##### Stored data #####
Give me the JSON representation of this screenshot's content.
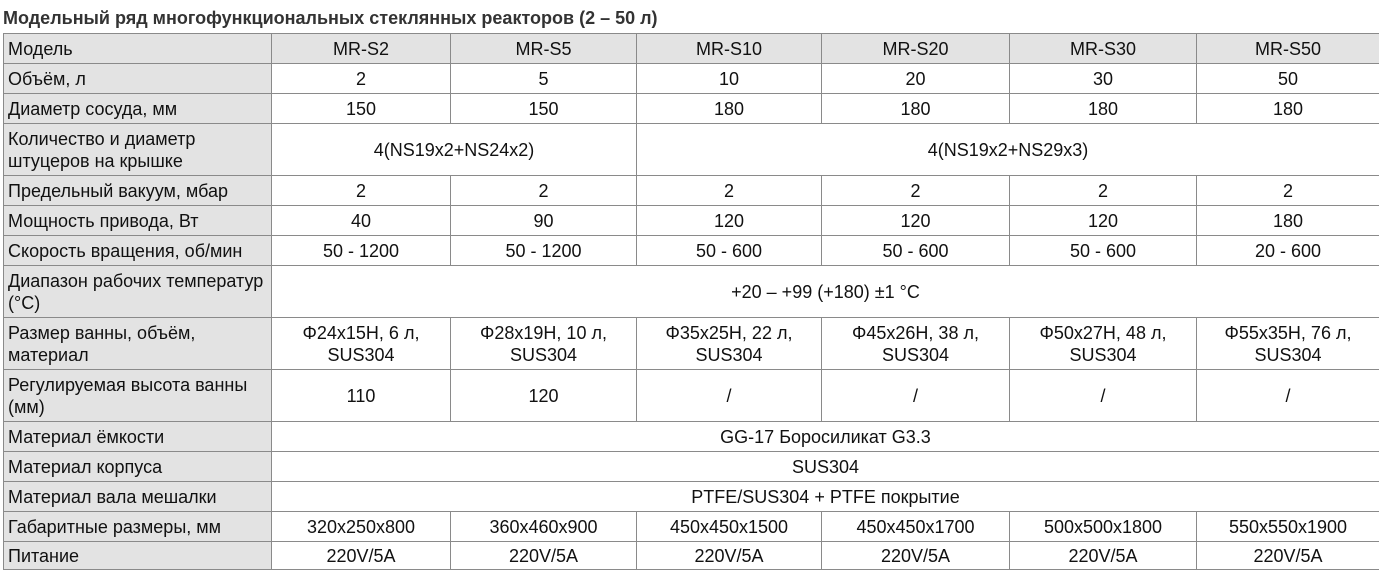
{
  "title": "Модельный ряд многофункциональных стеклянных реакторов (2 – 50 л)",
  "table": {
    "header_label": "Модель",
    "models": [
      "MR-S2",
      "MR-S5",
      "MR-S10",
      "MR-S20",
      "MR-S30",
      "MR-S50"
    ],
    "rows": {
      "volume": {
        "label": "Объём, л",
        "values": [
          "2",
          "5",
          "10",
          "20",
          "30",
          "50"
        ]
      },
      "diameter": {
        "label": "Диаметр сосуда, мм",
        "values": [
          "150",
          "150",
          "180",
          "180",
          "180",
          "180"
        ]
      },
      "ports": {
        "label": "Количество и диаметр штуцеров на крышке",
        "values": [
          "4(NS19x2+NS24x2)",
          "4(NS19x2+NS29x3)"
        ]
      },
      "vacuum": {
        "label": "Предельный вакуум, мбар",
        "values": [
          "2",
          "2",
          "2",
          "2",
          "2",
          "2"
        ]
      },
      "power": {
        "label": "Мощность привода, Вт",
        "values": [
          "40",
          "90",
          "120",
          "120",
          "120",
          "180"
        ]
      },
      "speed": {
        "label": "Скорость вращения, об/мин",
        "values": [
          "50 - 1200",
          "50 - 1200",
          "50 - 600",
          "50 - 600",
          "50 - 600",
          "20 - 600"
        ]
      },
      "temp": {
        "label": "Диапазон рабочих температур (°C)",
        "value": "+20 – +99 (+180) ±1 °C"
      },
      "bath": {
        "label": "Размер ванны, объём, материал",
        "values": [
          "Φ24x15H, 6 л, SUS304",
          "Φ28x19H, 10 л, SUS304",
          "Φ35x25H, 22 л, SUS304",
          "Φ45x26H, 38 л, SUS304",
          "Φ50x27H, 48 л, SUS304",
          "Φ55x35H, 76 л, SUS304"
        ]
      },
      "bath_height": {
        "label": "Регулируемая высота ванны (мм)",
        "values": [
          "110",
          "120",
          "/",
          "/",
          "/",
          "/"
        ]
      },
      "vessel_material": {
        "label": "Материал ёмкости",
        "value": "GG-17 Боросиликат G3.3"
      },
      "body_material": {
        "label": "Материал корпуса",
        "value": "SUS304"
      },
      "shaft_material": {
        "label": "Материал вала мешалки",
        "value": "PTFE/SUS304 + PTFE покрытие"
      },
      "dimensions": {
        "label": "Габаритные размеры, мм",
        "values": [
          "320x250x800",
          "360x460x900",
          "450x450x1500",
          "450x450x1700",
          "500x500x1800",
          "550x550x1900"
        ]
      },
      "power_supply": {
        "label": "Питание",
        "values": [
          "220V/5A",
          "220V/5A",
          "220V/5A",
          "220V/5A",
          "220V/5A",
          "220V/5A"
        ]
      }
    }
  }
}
#####
Verbatim reproduction of every record is required; images are left out.

Full output:
Give me the JSON representation of this screenshot's content.
{
  "title": "Модельный ряд многофункциональных стеклянных реакторов (2 – 50 л)",
  "table": {
    "header_label": "Модель",
    "models": [
      "MR-S2",
      "MR-S5",
      "MR-S10",
      "MR-S20",
      "MR-S30",
      "MR-S50"
    ],
    "rows": {
      "volume": {
        "label": "Объём, л",
        "values": [
          "2",
          "5",
          "10",
          "20",
          "30",
          "50"
        ]
      },
      "diameter": {
        "label": "Диаметр сосуда, мм",
        "values": [
          "150",
          "150",
          "180",
          "180",
          "180",
          "180"
        ]
      },
      "ports": {
        "label": "Количество и диаметр штуцеров на крышке",
        "values": [
          "4(NS19x2+NS24x2)",
          "4(NS19x2+NS29x3)"
        ]
      },
      "vacuum": {
        "label": "Предельный вакуум, мбар",
        "values": [
          "2",
          "2",
          "2",
          "2",
          "2",
          "2"
        ]
      },
      "power": {
        "label": "Мощность привода, Вт",
        "values": [
          "40",
          "90",
          "120",
          "120",
          "120",
          "180"
        ]
      },
      "speed": {
        "label": "Скорость вращения, об/мин",
        "values": [
          "50 - 1200",
          "50 - 1200",
          "50 - 600",
          "50 - 600",
          "50 - 600",
          "20 - 600"
        ]
      },
      "temp": {
        "label": "Диапазон рабочих температур (°C)",
        "value": "+20 – +99 (+180) ±1 °C"
      },
      "bath": {
        "label": "Размер ванны, объём, материал",
        "values": [
          "Φ24x15H, 6 л, SUS304",
          "Φ28x19H, 10 л, SUS304",
          "Φ35x25H, 22 л, SUS304",
          "Φ45x26H, 38 л, SUS304",
          "Φ50x27H, 48 л, SUS304",
          "Φ55x35H, 76 л, SUS304"
        ]
      },
      "bath_height": {
        "label": "Регулируемая высота ванны (мм)",
        "values": [
          "110",
          "120",
          "/",
          "/",
          "/",
          "/"
        ]
      },
      "vessel_material": {
        "label": "Материал ёмкости",
        "value": "GG-17 Боросиликат G3.3"
      },
      "body_material": {
        "label": "Материал корпуса",
        "value": "SUS304"
      },
      "shaft_material": {
        "label": "Материал вала мешалки",
        "value": "PTFE/SUS304 + PTFE покрытие"
      },
      "dimensions": {
        "label": "Габаритные размеры, мм",
        "values": [
          "320x250x800",
          "360x460x900",
          "450x450x1500",
          "450x450x1700",
          "500x500x1800",
          "550x550x1900"
        ]
      },
      "power_supply": {
        "label": "Питание",
        "values": [
          "220V/5A",
          "220V/5A",
          "220V/5A",
          "220V/5A",
          "220V/5A",
          "220V/5A"
        ]
      }
    }
  }
}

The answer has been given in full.